* [Required task] Repeat the listing below in full, exactly as it stands.

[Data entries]
'''

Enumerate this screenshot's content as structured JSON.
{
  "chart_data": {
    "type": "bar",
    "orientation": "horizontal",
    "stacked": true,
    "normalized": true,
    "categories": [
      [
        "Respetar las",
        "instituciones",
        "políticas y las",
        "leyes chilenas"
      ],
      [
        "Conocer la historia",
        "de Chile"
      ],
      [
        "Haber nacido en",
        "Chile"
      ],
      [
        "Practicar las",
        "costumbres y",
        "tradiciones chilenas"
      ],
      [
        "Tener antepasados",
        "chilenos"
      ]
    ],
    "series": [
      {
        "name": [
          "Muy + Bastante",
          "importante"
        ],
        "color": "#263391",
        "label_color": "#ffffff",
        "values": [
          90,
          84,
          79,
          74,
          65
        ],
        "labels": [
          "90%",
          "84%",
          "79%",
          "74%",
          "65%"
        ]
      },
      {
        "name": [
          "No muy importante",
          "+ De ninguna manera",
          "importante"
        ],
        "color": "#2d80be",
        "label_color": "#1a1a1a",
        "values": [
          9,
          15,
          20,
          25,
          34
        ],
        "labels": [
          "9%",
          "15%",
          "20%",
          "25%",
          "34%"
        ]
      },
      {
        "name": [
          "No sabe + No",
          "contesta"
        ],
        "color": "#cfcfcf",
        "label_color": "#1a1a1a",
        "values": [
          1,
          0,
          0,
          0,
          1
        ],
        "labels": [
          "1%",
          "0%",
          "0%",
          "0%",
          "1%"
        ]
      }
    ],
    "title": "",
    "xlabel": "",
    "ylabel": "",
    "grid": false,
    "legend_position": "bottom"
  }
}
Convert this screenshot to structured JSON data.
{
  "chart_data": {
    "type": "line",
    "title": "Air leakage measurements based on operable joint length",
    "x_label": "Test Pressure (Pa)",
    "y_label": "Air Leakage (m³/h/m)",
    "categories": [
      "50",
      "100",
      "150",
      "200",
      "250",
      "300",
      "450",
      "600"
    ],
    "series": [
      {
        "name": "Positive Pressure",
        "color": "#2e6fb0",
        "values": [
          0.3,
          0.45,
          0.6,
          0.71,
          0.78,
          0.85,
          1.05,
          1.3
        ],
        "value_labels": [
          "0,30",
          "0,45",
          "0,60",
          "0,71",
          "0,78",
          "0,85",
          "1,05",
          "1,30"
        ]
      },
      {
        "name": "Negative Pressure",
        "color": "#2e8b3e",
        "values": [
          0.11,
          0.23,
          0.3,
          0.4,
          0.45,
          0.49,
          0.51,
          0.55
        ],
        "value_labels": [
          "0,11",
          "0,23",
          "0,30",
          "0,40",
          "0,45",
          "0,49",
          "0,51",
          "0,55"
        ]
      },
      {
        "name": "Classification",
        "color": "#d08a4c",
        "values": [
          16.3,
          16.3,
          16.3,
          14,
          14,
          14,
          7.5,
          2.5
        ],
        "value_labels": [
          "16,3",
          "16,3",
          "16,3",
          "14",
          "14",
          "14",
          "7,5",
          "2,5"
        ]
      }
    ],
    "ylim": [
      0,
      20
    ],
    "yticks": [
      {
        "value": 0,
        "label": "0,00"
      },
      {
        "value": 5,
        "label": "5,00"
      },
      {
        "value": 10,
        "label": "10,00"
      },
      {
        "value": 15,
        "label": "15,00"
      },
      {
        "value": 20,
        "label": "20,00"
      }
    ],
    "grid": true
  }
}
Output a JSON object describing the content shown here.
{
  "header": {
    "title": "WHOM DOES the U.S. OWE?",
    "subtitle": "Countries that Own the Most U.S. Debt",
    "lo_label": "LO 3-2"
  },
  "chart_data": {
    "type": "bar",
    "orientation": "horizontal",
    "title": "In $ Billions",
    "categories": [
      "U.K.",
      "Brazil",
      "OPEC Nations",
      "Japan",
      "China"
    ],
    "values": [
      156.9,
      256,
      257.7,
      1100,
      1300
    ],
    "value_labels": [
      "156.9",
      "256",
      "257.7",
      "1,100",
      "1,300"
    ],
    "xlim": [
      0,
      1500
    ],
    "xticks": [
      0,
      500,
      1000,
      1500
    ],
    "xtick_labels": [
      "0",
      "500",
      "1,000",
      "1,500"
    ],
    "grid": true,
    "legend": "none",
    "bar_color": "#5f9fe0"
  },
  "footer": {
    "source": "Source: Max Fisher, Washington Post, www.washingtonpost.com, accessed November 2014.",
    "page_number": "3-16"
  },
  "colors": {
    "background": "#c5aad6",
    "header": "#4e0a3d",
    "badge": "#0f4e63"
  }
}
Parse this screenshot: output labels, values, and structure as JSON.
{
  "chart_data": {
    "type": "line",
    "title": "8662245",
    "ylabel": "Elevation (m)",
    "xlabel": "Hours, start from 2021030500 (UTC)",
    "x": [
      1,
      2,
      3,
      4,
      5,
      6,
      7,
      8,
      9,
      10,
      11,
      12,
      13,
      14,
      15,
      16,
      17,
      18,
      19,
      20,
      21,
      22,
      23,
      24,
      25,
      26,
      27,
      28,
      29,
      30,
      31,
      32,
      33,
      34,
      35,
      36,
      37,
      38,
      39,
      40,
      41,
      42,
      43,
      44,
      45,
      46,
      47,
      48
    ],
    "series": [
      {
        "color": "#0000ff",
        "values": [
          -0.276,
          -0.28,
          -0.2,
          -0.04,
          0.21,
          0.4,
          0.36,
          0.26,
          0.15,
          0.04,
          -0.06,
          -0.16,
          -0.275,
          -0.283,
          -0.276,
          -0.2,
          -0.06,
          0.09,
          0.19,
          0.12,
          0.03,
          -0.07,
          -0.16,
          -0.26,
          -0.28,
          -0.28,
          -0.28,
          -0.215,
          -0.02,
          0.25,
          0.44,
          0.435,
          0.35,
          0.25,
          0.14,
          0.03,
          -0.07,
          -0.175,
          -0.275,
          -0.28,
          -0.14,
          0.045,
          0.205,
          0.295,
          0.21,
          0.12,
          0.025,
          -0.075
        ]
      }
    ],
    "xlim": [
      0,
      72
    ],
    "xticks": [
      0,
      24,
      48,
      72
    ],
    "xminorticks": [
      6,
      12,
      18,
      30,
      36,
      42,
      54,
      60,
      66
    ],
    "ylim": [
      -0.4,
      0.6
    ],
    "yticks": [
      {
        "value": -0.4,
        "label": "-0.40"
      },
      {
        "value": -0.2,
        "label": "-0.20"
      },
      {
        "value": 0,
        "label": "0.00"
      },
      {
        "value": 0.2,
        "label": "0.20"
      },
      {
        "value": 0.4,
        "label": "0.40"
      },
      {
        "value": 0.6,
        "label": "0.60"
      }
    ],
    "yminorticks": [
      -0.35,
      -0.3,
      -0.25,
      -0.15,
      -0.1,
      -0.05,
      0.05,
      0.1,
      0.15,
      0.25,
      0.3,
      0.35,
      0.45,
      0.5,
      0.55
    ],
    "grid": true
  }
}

'''

* [Worked solution]
Enumerate this screenshot's content as structured JSON.
{
  "chart_data": {
    "type": "bar",
    "orientation": "horizontal",
    "stacked": true,
    "normalized": true,
    "categories": [
      [
        "Respetar las",
        "instituciones",
        "políticas y las",
        "leyes chilenas"
      ],
      [
        "Conocer la historia",
        "de Chile"
      ],
      [
        "Haber nacido en",
        "Chile"
      ],
      [
        "Practicar las",
        "costumbres y",
        "tradiciones chilenas"
      ],
      [
        "Tener antepasados",
        "chilenos"
      ]
    ],
    "series": [
      {
        "name": [
          "Muy + Bastante",
          "importante"
        ],
        "color": "#263391",
        "label_color": "#ffffff",
        "values": [
          90,
          84,
          79,
          74,
          65
        ],
        "labels": [
          "90%",
          "84%",
          "79%",
          "74%",
          "65%"
        ]
      },
      {
        "name": [
          "No muy importante",
          "+ De ninguna manera",
          "importante"
        ],
        "color": "#2d80be",
        "label_color": "#1a1a1a",
        "values": [
          9,
          15,
          20,
          25,
          34
        ],
        "labels": [
          "9%",
          "15%",
          "20%",
          "25%",
          "34%"
        ]
      },
      {
        "name": [
          "No sabe + No",
          "contesta"
        ],
        "color": "#cfcfcf",
        "label_color": "#1a1a1a",
        "values": [
          1,
          0,
          0,
          0,
          1
        ],
        "labels": [
          "1%",
          "0%",
          "0%",
          "0%",
          "1%"
        ]
      }
    ],
    "title": "",
    "xlabel": "",
    "ylabel": "",
    "grid": false,
    "legend_position": "bottom"
  }
}
Convert this screenshot to structured JSON data.
{
  "chart_data": {
    "type": "line",
    "title": "Air leakage measurements based on operable joint length",
    "x_label": "Test Pressure (Pa)",
    "y_label": "Air Leakage (m³/h/m)",
    "categories": [
      "50",
      "100",
      "150",
      "200",
      "250",
      "300",
      "450",
      "600"
    ],
    "series": [
      {
        "name": "Positive Pressure",
        "color": "#2e6fb0",
        "values": [
          0.3,
          0.45,
          0.6,
          0.71,
          0.78,
          0.85,
          1.05,
          1.3
        ],
        "value_labels": [
          "0,30",
          "0,45",
          "0,60",
          "0,71",
          "0,78",
          "0,85",
          "1,05",
          "1,30"
        ]
      },
      {
        "name": "Negative Pressure",
        "color": "#2e8b3e",
        "values": [
          0.11,
          0.23,
          0.3,
          0.4,
          0.45,
          0.49,
          0.51,
          0.55
        ],
        "value_labels": [
          "0,11",
          "0,23",
          "0,30",
          "0,40",
          "0,45",
          "0,49",
          "0,51",
          "0,55"
        ]
      },
      {
        "name": "Classification",
        "color": "#d08a4c",
        "values": [
          16.3,
          16.3,
          16.3,
          14,
          14,
          14,
          7.5,
          2.5
        ],
        "value_labels": [
          "16,3",
          "16,3",
          "16,3",
          "14",
          "14",
          "14",
          "7,5",
          "2,5"
        ]
      }
    ],
    "ylim": [
      0,
      20
    ],
    "yticks": [
      {
        "value": 0,
        "label": "0,00"
      },
      {
        "value": 5,
        "label": "5,00"
      },
      {
        "value": 10,
        "label": "10,00"
      },
      {
        "value": 15,
        "label": "15,00"
      },
      {
        "value": 20,
        "label": "20,00"
      }
    ],
    "grid": true
  }
}
Output a JSON object describing the content shown here.
{
  "header": {
    "title": "WHOM DOES the U.S. OWE?",
    "subtitle": "Countries that Own the Most U.S. Debt",
    "lo_label": "LO 3-2"
  },
  "chart_data": {
    "type": "bar",
    "orientation": "horizontal",
    "title": "In $ Billions",
    "categories": [
      "U.K.",
      "Brazil",
      "OPEC Nations",
      "Japan",
      "China"
    ],
    "values": [
      156.9,
      256,
      257.7,
      1100,
      1300
    ],
    "value_labels": [
      "156.9",
      "256",
      "257.7",
      "1,100",
      "1,300"
    ],
    "xlim": [
      0,
      1500
    ],
    "xticks": [
      0,
      500,
      1000,
      1500
    ],
    "xtick_labels": [
      "0",
      "500",
      "1,000",
      "1,500"
    ],
    "grid": true,
    "legend": "none",
    "bar_color": "#5f9fe0"
  },
  "footer": {
    "source": "Source: Max Fisher, Washington Post, www.washingtonpost.com, accessed November 2014.",
    "page_number": "3-16"
  },
  "colors": {
    "background": "#c5aad6",
    "header": "#4e0a3d",
    "badge": "#0f4e63"
  }
}
Parse this screenshot: output labels, values, and structure as JSON.
{
  "chart_data": {
    "type": "line",
    "title": "8662245",
    "ylabel": "Elevation (m)",
    "xlabel": "Hours, start from 2021030500 (UTC)",
    "x": [
      1,
      2,
      3,
      4,
      5,
      6,
      7,
      8,
      9,
      10,
      11,
      12,
      13,
      14,
      15,
      16,
      17,
      18,
      19,
      20,
      21,
      22,
      23,
      24,
      25,
      26,
      27,
      28,
      29,
      30,
      31,
      32,
      33,
      34,
      35,
      36,
      37,
      38,
      39,
      40,
      41,
      42,
      43,
      44,
      45,
      46,
      47,
      48
    ],
    "series": [
      {
        "color": "#0000ff",
        "values": [
          -0.276,
          -0.28,
          -0.2,
          -0.04,
          0.21,
          0.4,
          0.36,
          0.26,
          0.15,
          0.04,
          -0.06,
          -0.16,
          -0.275,
          -0.283,
          -0.276,
          -0.2,
          -0.06,
          0.09,
          0.19,
          0.12,
          0.03,
          -0.07,
          -0.16,
          -0.26,
          -0.28,
          -0.28,
          -0.28,
          -0.215,
          -0.02,
          0.25,
          0.44,
          0.435,
          0.35,
          0.25,
          0.14,
          0.03,
          -0.07,
          -0.175,
          -0.275,
          -0.28,
          -0.14,
          0.045,
          0.205,
          0.295,
          0.21,
          0.12,
          0.025,
          -0.075
        ]
      }
    ],
    "xlim": [
      0,
      72
    ],
    "xticks": [
      0,
      24,
      48,
      72
    ],
    "xminorticks": [
      6,
      12,
      18,
      30,
      36,
      42,
      54,
      60,
      66
    ],
    "ylim": [
      -0.4,
      0.6
    ],
    "yticks": [
      {
        "value": -0.4,
        "label": "-0.40"
      },
      {
        "value": -0.2,
        "label": "-0.20"
      },
      {
        "value": 0,
        "label": "0.00"
      },
      {
        "value": 0.2,
        "label": "0.20"
      },
      {
        "value": 0.4,
        "label": "0.40"
      },
      {
        "value": 0.6,
        "label": "0.60"
      }
    ],
    "yminorticks": [
      -0.35,
      -0.3,
      -0.25,
      -0.15,
      -0.1,
      -0.05,
      0.05,
      0.1,
      0.15,
      0.25,
      0.3,
      0.35,
      0.45,
      0.5,
      0.55
    ],
    "grid": true
  }
}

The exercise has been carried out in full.